## WHAT YOU SHOULD DO:
Extract the listing in its entirety, keeping each line identical to the original.
BEGIN DATA FOR THE TASK
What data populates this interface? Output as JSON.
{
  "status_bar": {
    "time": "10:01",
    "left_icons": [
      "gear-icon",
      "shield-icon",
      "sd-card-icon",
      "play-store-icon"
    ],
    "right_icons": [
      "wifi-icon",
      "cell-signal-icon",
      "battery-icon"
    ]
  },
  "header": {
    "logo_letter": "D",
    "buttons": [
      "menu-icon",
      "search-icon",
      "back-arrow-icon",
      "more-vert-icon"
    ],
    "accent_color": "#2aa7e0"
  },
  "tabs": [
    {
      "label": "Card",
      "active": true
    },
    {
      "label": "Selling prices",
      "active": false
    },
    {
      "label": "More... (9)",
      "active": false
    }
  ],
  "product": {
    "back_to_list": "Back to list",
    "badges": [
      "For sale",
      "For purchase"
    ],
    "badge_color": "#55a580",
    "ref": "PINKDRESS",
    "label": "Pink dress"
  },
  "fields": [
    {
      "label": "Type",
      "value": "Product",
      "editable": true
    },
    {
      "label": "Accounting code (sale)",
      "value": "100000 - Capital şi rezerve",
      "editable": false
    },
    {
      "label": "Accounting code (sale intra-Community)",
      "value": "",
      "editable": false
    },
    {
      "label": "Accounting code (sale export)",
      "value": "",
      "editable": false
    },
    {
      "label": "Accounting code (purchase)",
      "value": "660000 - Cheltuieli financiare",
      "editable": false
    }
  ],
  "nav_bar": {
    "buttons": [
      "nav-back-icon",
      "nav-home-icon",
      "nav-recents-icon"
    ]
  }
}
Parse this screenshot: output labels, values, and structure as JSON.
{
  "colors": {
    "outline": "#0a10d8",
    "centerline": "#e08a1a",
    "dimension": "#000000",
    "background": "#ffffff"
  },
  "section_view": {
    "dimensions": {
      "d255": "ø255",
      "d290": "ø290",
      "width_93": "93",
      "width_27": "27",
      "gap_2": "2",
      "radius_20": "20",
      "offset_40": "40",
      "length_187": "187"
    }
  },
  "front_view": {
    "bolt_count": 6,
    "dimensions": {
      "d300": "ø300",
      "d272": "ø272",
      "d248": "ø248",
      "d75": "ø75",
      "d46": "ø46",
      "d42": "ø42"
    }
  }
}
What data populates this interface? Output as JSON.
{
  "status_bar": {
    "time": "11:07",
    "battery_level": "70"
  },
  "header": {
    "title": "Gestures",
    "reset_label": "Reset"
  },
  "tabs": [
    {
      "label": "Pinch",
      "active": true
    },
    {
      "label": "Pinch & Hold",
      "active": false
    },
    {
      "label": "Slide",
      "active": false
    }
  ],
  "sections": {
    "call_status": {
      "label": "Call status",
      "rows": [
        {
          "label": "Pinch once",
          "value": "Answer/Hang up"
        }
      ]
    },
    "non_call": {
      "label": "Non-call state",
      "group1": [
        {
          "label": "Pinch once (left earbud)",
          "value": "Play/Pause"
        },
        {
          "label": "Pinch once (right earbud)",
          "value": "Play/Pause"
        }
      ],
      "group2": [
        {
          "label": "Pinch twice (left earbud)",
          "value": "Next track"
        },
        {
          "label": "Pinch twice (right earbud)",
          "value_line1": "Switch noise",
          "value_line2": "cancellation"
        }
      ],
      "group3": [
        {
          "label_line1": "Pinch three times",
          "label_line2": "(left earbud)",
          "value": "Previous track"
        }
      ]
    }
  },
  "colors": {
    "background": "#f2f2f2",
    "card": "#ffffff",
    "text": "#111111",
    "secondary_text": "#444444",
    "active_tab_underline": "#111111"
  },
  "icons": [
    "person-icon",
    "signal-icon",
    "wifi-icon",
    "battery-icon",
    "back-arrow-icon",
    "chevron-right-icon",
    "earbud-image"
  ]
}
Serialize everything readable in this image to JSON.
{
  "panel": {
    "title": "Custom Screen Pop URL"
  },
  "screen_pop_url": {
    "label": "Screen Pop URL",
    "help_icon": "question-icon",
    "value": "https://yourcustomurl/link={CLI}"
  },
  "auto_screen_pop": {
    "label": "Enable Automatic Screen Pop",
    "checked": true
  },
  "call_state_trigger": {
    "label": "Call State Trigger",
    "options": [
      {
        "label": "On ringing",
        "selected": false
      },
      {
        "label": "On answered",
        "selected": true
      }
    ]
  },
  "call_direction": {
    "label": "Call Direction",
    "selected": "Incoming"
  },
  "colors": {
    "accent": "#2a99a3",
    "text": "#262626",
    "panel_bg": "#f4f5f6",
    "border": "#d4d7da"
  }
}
END DATA FOR THE TASK
## SOLVED PROBLEM:
What data populates this interface? Output as JSON.
{
  "status_bar": {
    "time": "10:01",
    "left_icons": [
      "gear-icon",
      "shield-icon",
      "sd-card-icon",
      "play-store-icon"
    ],
    "right_icons": [
      "wifi-icon",
      "cell-signal-icon",
      "battery-icon"
    ]
  },
  "header": {
    "logo_letter": "D",
    "buttons": [
      "menu-icon",
      "search-icon",
      "back-arrow-icon",
      "more-vert-icon"
    ],
    "accent_color": "#2aa7e0"
  },
  "tabs": [
    {
      "label": "Card",
      "active": true
    },
    {
      "label": "Selling prices",
      "active": false
    },
    {
      "label": "More... (9)",
      "active": false
    }
  ],
  "product": {
    "back_to_list": "Back to list",
    "badges": [
      "For sale",
      "For purchase"
    ],
    "badge_color": "#55a580",
    "ref": "PINKDRESS",
    "label": "Pink dress"
  },
  "fields": [
    {
      "label": "Type",
      "value": "Product",
      "editable": true
    },
    {
      "label": "Accounting code (sale)",
      "value": "100000 - Capital şi rezerve",
      "editable": false
    },
    {
      "label": "Accounting code (sale intra-Community)",
      "value": "",
      "editable": false
    },
    {
      "label": "Accounting code (sale export)",
      "value": "",
      "editable": false
    },
    {
      "label": "Accounting code (purchase)",
      "value": "660000 - Cheltuieli financiare",
      "editable": false
    }
  ],
  "nav_bar": {
    "buttons": [
      "nav-back-icon",
      "nav-home-icon",
      "nav-recents-icon"
    ]
  }
}
Parse this screenshot: output labels, values, and structure as JSON.
{
  "colors": {
    "outline": "#0a10d8",
    "centerline": "#e08a1a",
    "dimension": "#000000",
    "background": "#ffffff"
  },
  "section_view": {
    "dimensions": {
      "d255": "ø255",
      "d290": "ø290",
      "width_93": "93",
      "width_27": "27",
      "gap_2": "2",
      "radius_20": "20",
      "offset_40": "40",
      "length_187": "187"
    }
  },
  "front_view": {
    "bolt_count": 6,
    "dimensions": {
      "d300": "ø300",
      "d272": "ø272",
      "d248": "ø248",
      "d75": "ø75",
      "d46": "ø46",
      "d42": "ø42"
    }
  }
}
What data populates this interface? Output as JSON.
{
  "status_bar": {
    "time": "11:07",
    "battery_level": "70"
  },
  "header": {
    "title": "Gestures",
    "reset_label": "Reset"
  },
  "tabs": [
    {
      "label": "Pinch",
      "active": true
    },
    {
      "label": "Pinch & Hold",
      "active": false
    },
    {
      "label": "Slide",
      "active": false
    }
  ],
  "sections": {
    "call_status": {
      "label": "Call status",
      "rows": [
        {
          "label": "Pinch once",
          "value": "Answer/Hang up"
        }
      ]
    },
    "non_call": {
      "label": "Non-call state",
      "group1": [
        {
          "label": "Pinch once (left earbud)",
          "value": "Play/Pause"
        },
        {
          "label": "Pinch once (right earbud)",
          "value": "Play/Pause"
        }
      ],
      "group2": [
        {
          "label": "Pinch twice (left earbud)",
          "value": "Next track"
        },
        {
          "label": "Pinch twice (right earbud)",
          "value_line1": "Switch noise",
          "value_line2": "cancellation"
        }
      ],
      "group3": [
        {
          "label_line1": "Pinch three times",
          "label_line2": "(left earbud)",
          "value": "Previous track"
        }
      ]
    }
  },
  "colors": {
    "background": "#f2f2f2",
    "card": "#ffffff",
    "text": "#111111",
    "secondary_text": "#444444",
    "active_tab_underline": "#111111"
  },
  "icons": [
    "person-icon",
    "signal-icon",
    "wifi-icon",
    "battery-icon",
    "back-arrow-icon",
    "chevron-right-icon",
    "earbud-image"
  ]
}
Serialize everything readable in this image to JSON.
{
  "panel": {
    "title": "Custom Screen Pop URL"
  },
  "screen_pop_url": {
    "label": "Screen Pop URL",
    "help_icon": "question-icon",
    "value": "https://yourcustomurl/link={CLI}"
  },
  "auto_screen_pop": {
    "label": "Enable Automatic Screen Pop",
    "checked": true
  },
  "call_state_trigger": {
    "label": "Call State Trigger",
    "options": [
      {
        "label": "On ringing",
        "selected": false
      },
      {
        "label": "On answered",
        "selected": true
      }
    ]
  },
  "call_direction": {
    "label": "Call Direction",
    "selected": "Incoming"
  },
  "colors": {
    "accent": "#2a99a3",
    "text": "#262626",
    "panel_bg": "#f4f5f6",
    "border": "#d4d7da"
  }
}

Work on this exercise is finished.